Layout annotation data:

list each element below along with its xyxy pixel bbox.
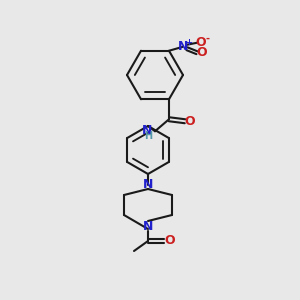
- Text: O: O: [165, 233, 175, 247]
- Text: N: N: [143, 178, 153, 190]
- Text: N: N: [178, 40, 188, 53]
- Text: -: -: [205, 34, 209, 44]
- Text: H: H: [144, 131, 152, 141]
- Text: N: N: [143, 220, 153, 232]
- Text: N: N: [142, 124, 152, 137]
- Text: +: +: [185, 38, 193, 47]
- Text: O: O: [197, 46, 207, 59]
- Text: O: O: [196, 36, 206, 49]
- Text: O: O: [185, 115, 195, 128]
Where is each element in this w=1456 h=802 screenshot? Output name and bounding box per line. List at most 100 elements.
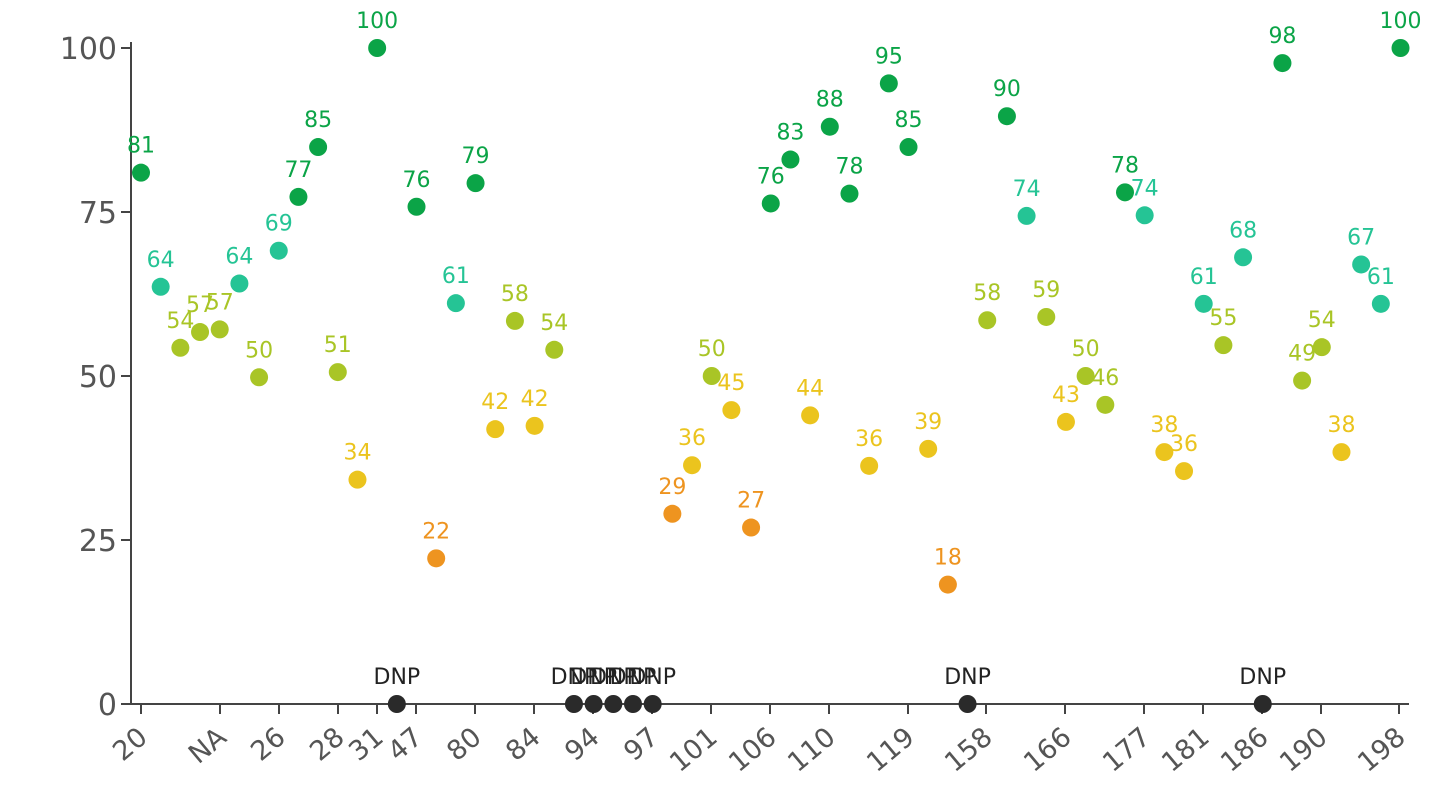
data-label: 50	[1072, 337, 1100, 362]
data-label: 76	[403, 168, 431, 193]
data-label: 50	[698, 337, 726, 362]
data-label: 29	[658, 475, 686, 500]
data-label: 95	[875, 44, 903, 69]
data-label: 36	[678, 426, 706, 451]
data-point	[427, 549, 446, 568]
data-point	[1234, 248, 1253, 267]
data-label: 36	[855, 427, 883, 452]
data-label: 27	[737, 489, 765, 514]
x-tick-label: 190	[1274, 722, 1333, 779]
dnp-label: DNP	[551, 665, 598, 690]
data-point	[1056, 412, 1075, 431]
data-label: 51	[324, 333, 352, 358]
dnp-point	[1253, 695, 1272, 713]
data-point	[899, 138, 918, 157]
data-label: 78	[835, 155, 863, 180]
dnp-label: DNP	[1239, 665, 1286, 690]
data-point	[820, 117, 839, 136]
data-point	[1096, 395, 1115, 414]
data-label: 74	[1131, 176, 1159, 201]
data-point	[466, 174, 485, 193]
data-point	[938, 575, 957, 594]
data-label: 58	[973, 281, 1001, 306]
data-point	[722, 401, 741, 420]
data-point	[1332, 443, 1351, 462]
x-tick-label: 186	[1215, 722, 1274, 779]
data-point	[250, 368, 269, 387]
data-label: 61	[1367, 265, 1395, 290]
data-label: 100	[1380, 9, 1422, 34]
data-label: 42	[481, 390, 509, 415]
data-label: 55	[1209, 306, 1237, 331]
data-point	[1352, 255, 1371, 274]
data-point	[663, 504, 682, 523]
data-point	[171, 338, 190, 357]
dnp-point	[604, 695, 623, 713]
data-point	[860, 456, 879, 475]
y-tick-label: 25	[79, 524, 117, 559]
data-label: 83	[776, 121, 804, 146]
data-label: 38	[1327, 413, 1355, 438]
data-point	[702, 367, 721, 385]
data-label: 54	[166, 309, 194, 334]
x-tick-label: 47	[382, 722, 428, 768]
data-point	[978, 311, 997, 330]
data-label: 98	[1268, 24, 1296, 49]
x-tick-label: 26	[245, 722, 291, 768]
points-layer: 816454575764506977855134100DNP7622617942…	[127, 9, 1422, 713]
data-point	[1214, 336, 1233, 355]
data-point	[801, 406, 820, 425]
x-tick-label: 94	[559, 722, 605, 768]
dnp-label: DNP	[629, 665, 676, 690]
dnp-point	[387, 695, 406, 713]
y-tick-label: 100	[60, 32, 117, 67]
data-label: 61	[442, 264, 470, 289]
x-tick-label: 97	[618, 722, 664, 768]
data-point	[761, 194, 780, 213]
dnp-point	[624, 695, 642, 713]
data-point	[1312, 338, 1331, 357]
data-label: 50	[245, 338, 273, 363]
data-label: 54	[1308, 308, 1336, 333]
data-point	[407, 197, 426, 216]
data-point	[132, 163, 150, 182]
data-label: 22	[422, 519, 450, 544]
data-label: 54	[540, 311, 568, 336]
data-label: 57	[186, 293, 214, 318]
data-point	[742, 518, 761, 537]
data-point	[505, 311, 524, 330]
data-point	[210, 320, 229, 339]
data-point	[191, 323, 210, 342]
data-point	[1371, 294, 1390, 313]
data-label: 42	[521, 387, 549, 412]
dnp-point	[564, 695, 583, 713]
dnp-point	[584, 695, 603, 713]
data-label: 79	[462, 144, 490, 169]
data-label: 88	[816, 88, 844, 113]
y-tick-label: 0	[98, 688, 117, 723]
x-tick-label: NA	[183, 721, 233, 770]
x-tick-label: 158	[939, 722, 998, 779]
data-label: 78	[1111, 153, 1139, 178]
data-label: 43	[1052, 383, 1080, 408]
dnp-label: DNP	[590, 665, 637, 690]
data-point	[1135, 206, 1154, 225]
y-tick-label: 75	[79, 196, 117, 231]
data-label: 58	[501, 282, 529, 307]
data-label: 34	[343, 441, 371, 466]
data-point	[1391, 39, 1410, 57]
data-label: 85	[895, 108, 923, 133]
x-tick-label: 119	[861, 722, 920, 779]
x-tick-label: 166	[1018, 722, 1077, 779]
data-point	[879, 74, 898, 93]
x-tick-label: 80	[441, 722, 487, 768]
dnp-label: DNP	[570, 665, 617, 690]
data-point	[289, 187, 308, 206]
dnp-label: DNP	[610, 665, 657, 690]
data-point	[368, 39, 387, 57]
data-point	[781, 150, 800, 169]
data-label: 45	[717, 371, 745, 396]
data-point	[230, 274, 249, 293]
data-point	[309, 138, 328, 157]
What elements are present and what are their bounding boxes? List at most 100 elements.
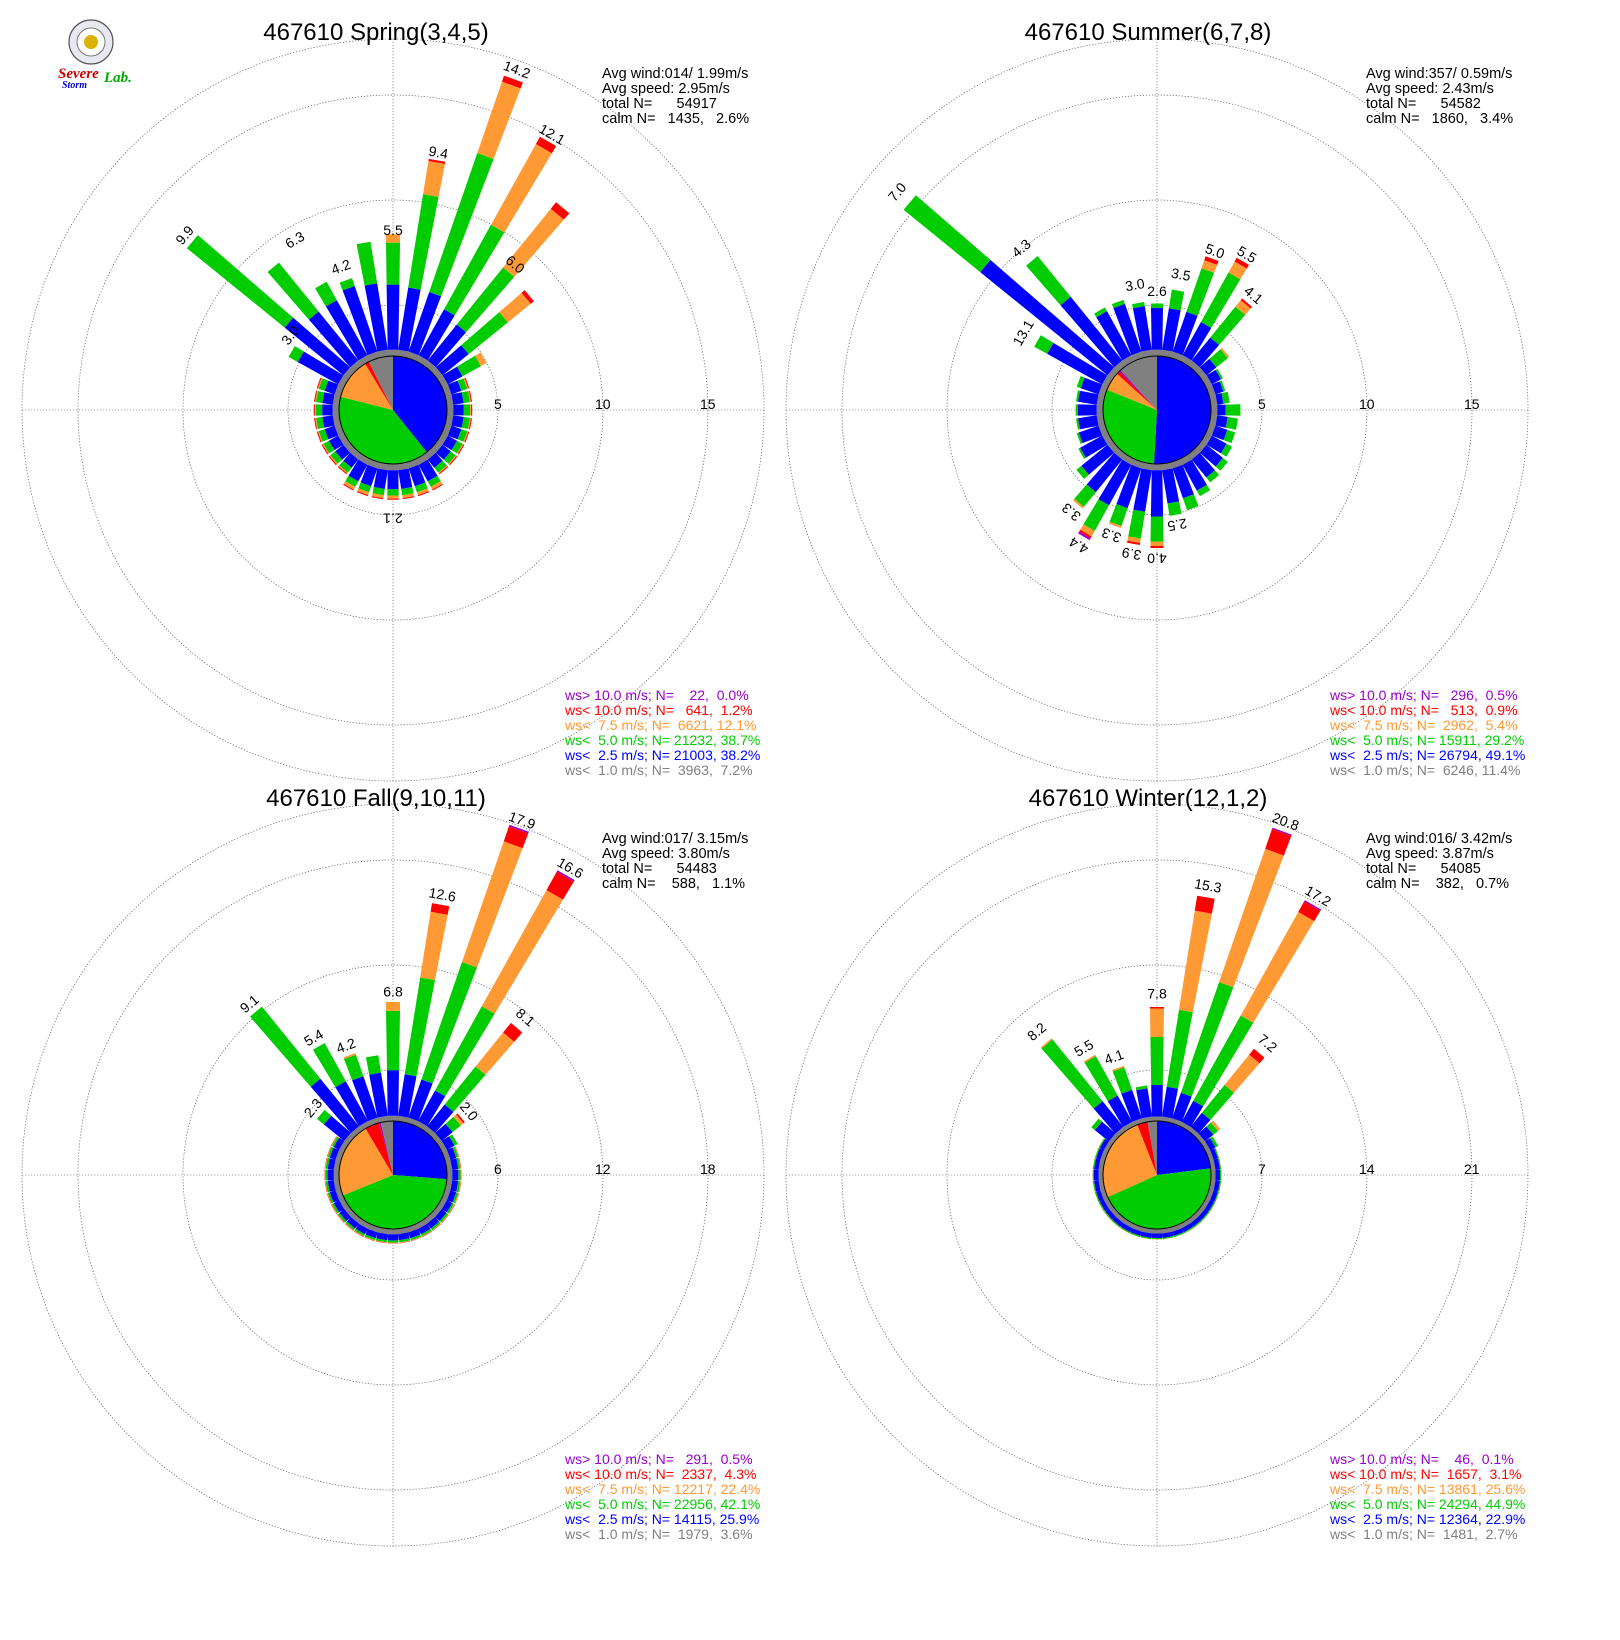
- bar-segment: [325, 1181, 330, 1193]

TO DO:
Copy all the rows above word for word, omitting the pictures.

EXPECTED ANSWER:
list each element below along with its xyxy pixel bbox.
- Text: O: O: [165, 233, 175, 247]
- Text: N: N: [143, 178, 153, 190]
- Text: N: N: [178, 40, 188, 53]
- Text: -: -: [205, 34, 209, 44]
- Text: H: H: [144, 131, 152, 141]
- Text: N: N: [143, 220, 153, 232]
- Text: N: N: [142, 124, 152, 137]
- Text: +: +: [185, 38, 193, 47]
- Text: O: O: [197, 46, 207, 59]
- Text: O: O: [196, 36, 206, 49]
- Text: O: O: [185, 115, 195, 128]
Where is each element in this w=1456 h=802 screenshot? Output name and bounding box per line. List at most 100 elements.
data-label: 50	[1072, 337, 1100, 362]
data-label: 76	[403, 168, 431, 193]
data-label: 50	[698, 337, 726, 362]
data-label: 29	[658, 475, 686, 500]
data-label: 95	[875, 44, 903, 69]
data-label: 36	[678, 426, 706, 451]
data-point	[427, 549, 446, 568]
data-point	[1234, 248, 1253, 267]
data-label: 36	[855, 427, 883, 452]
data-label: 27	[737, 489, 765, 514]
x-tick-label: 190	[1274, 722, 1333, 779]
dnp-label: DNP	[551, 665, 598, 690]
data-point	[1056, 412, 1075, 431]
data-label: 51	[324, 333, 352, 358]
dnp-point	[1253, 695, 1272, 713]
data-point	[899, 138, 918, 157]
data-label: 78	[835, 155, 863, 180]
dnp-label: DNP	[1239, 665, 1286, 690]
data-point	[820, 117, 839, 136]
data-point	[1096, 395, 1115, 414]
data-label: 74	[1131, 176, 1159, 201]
data-point	[466, 174, 485, 193]
data-point	[938, 575, 957, 594]
data-label: 58	[973, 281, 1001, 306]
data-point	[722, 401, 741, 420]
data-point	[1332, 443, 1351, 462]
x-tick-label: 186	[1215, 722, 1274, 779]
data-point	[250, 368, 269, 387]
data-label: 61	[1367, 265, 1395, 290]
data-label: 100	[1380, 9, 1422, 34]
data-label: 42	[481, 390, 509, 415]
data-label: 55	[1209, 306, 1237, 331]
data-point	[1352, 255, 1371, 274]
data-point	[663, 504, 682, 523]
data-point	[171, 338, 190, 357]
dnp-point	[604, 695, 623, 713]
data-point	[860, 456, 879, 475]
y-tick-label: 25	[79, 524, 117, 559]
data-label: 83	[776, 121, 804, 146]
data-label: 38	[1327, 413, 1355, 438]
data-point	[702, 367, 721, 385]
data-label: 54	[166, 309, 194, 334]
x-tick-label: 47	[382, 722, 428, 768]
data-point	[978, 311, 997, 330]
data-label: 98	[1268, 24, 1296, 49]
x-tick-label: 26	[245, 722, 291, 768]
points-layer: 816454575764506977855134100DNP7622617942…	[127, 9, 1422, 713]
data-point	[1214, 336, 1233, 355]
data-point	[801, 406, 820, 425]
x-tick-label: 94	[559, 722, 605, 768]
dnp-label: DNP	[629, 665, 676, 690]
dnp-point	[387, 695, 406, 713]
y-tick-label: 100	[60, 32, 117, 67]
data-label: 61	[442, 264, 470, 289]
x-tick-label: 97	[618, 722, 664, 768]
data-point	[761, 194, 780, 213]
dnp-point	[624, 695, 642, 713]
data-point	[1312, 338, 1331, 357]
data-label: 50	[245, 338, 273, 363]
data-label: 54	[1308, 308, 1336, 333]
data-point	[407, 197, 426, 216]
data-point	[132, 163, 150, 182]
data-label: 22	[422, 519, 450, 544]
data-label: 54	[540, 311, 568, 336]
data-label: 57	[186, 293, 214, 318]
data-point	[742, 518, 761, 537]
data-point	[505, 311, 524, 330]
data-point	[210, 320, 229, 339]
data-point	[191, 323, 210, 342]
data-point	[1371, 294, 1390, 313]
data-label: 42	[521, 387, 549, 412]
dnp-point	[564, 695, 583, 713]
dnp-point	[584, 695, 603, 713]
data-label: 79	[462, 144, 490, 169]
data-label: 88	[816, 88, 844, 113]
y-tick-label: 0	[98, 688, 117, 723]
x-tick-label: NA	[183, 721, 233, 770]
x-tick-label: 158	[939, 722, 998, 779]
data-label: 78	[1111, 153, 1139, 178]
data-label: 43	[1052, 383, 1080, 408]
dnp-label: DNP	[590, 665, 637, 690]
data-point	[1135, 206, 1154, 225]
y-tick-label: 75	[79, 196, 117, 231]
data-label: 58	[501, 282, 529, 307]
data-label: 34	[343, 441, 371, 466]
data-point	[1391, 39, 1410, 57]
data-label: 85	[895, 108, 923, 133]
x-tick-label: 119	[861, 722, 920, 779]
x-tick-label: 166	[1018, 722, 1077, 779]
data-point	[879, 74, 898, 93]
x-tick-label: 80	[441, 722, 487, 768]
dnp-label: DNP	[570, 665, 617, 690]
data-point	[289, 187, 308, 206]
dnp-label: DNP	[610, 665, 657, 690]
data-point	[368, 39, 387, 57]
data-point	[781, 150, 800, 169]
data-label: 45	[717, 371, 745, 396]
data-point	[230, 274, 249, 293]
data-point	[309, 138, 328, 157]
What elements are present and what are their bounding boxes? List at most 100 elements.
- bar-segment: [325, 1181, 330, 1193]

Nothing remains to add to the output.